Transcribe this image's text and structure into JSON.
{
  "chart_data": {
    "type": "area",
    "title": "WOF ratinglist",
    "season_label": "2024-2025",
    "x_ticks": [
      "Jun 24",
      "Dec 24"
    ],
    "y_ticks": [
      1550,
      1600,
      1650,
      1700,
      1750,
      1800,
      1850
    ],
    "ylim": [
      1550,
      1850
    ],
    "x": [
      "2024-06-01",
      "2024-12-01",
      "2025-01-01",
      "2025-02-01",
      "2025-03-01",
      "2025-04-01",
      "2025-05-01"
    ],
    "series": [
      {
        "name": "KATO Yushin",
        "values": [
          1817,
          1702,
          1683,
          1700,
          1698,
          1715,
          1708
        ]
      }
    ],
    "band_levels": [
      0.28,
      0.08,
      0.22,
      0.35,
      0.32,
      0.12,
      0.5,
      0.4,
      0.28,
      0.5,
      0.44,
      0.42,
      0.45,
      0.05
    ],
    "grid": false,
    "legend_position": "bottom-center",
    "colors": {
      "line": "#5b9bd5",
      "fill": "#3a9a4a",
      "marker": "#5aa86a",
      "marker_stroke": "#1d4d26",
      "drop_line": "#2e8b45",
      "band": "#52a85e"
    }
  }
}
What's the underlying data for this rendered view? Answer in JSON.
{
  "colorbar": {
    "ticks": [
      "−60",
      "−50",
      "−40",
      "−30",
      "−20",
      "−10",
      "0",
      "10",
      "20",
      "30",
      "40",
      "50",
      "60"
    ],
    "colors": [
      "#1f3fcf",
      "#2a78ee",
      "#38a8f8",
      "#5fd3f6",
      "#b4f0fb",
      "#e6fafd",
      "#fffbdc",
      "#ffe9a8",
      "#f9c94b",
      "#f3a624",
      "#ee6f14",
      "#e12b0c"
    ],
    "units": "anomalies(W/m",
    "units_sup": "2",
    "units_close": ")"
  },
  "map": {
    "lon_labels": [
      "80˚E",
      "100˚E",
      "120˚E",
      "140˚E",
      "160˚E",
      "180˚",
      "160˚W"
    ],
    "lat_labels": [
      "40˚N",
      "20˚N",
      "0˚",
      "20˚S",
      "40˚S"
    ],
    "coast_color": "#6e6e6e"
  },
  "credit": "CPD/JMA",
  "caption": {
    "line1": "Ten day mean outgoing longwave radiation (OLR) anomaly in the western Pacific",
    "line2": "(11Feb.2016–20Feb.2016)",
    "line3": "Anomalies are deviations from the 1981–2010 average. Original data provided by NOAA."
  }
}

_Task goal:_
Find all lines holding the string "this" and copy them.

_Expected answer:_
Transcribe this image's text and structure into JSON.
What's the underlying data for this rendered view? Answer in JSON.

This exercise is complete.